(DO THIS)
Reproduce the listing verbatim.

(EXERCISE INPUT)
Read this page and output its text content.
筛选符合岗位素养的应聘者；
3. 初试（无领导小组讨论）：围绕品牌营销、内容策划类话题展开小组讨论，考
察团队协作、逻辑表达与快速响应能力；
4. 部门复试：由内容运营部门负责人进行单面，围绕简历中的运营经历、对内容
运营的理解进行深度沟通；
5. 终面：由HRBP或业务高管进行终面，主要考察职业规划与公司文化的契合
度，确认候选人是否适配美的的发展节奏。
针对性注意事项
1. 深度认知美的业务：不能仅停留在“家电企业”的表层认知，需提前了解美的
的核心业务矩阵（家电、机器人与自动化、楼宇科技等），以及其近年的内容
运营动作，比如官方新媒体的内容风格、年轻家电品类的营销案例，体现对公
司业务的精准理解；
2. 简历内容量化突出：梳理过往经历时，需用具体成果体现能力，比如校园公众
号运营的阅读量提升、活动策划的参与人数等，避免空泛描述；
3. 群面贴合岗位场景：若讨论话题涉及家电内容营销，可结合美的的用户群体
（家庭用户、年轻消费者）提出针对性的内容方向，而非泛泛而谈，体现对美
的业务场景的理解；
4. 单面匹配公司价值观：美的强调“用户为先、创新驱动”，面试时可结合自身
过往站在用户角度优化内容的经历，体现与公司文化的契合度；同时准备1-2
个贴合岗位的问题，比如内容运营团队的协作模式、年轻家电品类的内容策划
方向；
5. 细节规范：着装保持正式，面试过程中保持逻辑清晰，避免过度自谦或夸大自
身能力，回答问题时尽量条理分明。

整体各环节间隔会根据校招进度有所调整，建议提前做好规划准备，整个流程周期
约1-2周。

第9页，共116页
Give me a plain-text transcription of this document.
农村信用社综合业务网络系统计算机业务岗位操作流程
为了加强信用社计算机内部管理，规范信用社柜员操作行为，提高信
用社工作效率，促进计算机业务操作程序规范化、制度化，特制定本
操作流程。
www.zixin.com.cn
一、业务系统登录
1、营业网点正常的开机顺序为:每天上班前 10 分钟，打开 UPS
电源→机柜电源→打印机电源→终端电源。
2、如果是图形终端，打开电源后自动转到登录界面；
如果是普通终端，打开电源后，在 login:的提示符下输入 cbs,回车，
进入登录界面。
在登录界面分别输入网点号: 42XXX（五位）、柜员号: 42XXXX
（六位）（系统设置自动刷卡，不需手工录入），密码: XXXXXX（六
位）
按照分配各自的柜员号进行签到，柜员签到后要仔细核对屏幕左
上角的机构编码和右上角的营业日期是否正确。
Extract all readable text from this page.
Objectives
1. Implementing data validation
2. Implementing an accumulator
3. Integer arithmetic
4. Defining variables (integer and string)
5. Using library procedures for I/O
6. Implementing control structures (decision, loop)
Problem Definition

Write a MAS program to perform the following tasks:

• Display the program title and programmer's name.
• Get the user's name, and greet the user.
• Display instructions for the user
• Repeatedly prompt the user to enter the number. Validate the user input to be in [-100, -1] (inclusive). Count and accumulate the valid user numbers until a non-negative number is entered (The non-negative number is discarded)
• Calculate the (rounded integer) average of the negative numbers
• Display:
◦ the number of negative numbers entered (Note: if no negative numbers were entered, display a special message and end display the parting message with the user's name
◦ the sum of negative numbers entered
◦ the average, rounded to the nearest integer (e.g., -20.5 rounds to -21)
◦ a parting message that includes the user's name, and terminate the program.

(EXERCISE ANSWER)
Read this page and output its text content.
筛选符合岗位素养的应聘者；
3. 初试（无领导小组讨论）：围绕品牌营销、内容策划类话题展开小组讨论，考
察团队协作、逻辑表达与快速响应能力；
4. 部门复试：由内容运营部门负责人进行单面，围绕简历中的运营经历、对内容
运营的理解进行深度沟通；
5. 终面：由HRBP或业务高管进行终面，主要考察职业规划与公司文化的契合
度，确认候选人是否适配美的的发展节奏。
针对性注意事项
1. 深度认知美的业务：不能仅停留在“家电企业”的表层认知，需提前了解美的
的核心业务矩阵（家电、机器人与自动化、楼宇科技等），以及其近年的内容
运营动作，比如官方新媒体的内容风格、年轻家电品类的营销案例，体现对公
司业务的精准理解；
2. 简历内容量化突出：梳理过往经历时，需用具体成果体现能力，比如校园公众
号运营的阅读量提升、活动策划的参与人数等，避免空泛描述；
3. 群面贴合岗位场景：若讨论话题涉及家电内容营销，可结合美的的用户群体
（家庭用户、年轻消费者）提出针对性的内容方向，而非泛泛而谈，体现对美
的业务场景的理解；
4. 单面匹配公司价值观：美的强调“用户为先、创新驱动”，面试时可结合自身
过往站在用户角度优化内容的经历，体现与公司文化的契合度；同时准备1-2
个贴合岗位的问题，比如内容运营团队的协作模式、年轻家电品类的内容策划
方向；
5. 细节规范：着装保持正式，面试过程中保持逻辑清晰，避免过度自谦或夸大自
身能力，回答问题时尽量条理分明。

整体各环节间隔会根据校招进度有所调整，建议提前做好规划准备，整个流程周期
约1-2周。

第9页，共116页
Give me a plain-text transcription of this document.
农村信用社综合业务网络系统计算机业务岗位操作流程
为了加强信用社计算机内部管理，规范信用社柜员操作行为，提高信
用社工作效率，促进计算机业务操作程序规范化、制度化，特制定本
操作流程。
www.zixin.com.cn
一、业务系统登录
1、营业网点正常的开机顺序为:每天上班前 10 分钟，打开 UPS
电源→机柜电源→打印机电源→终端电源。
2、如果是图形终端，打开电源后自动转到登录界面；
如果是普通终端，打开电源后，在 login:的提示符下输入 cbs,回车，
进入登录界面。
在登录界面分别输入网点号: 42XXX（五位）、柜员号: 42XXXX
（六位）（系统设置自动刷卡，不需手工录入），密码: XXXXXX（六
位）
按照分配各自的柜员号进行签到，柜员签到后要仔细核对屏幕左
上角的机构编码和右上角的营业日期是否正确。
Extract all readable text from this page.
Objectives
1. Implementing data validation
2. Implementing an accumulator
3. Integer arithmetic
4. Defining variables (integer and string)
5. Using library procedures for I/O
6. Implementing control structures (decision, loop)
Problem Definition

Write a MAS program to perform the following tasks:

• Display the program title and programmer's name.
• Get the user's name, and greet the user.
• Display instructions for the user
• Repeatedly prompt the user to enter the number. Validate the user input to be in [-100, -1] (inclusive). Count and accumulate the valid user numbers until a non-negative number is entered (The non-negative number is discarded)
• Calculate the (rounded integer) average of the negative numbers
• Display:
◦ the number of negative numbers entered (Note: if no negative numbers were entered, display a special message and end display the parting message with the user's name
◦ the sum of negative numbers entered
◦ the average, rounded to the nearest integer (e.g., -20.5 rounds to -21)
◦ a parting message that includes the user's name, and terminate the program.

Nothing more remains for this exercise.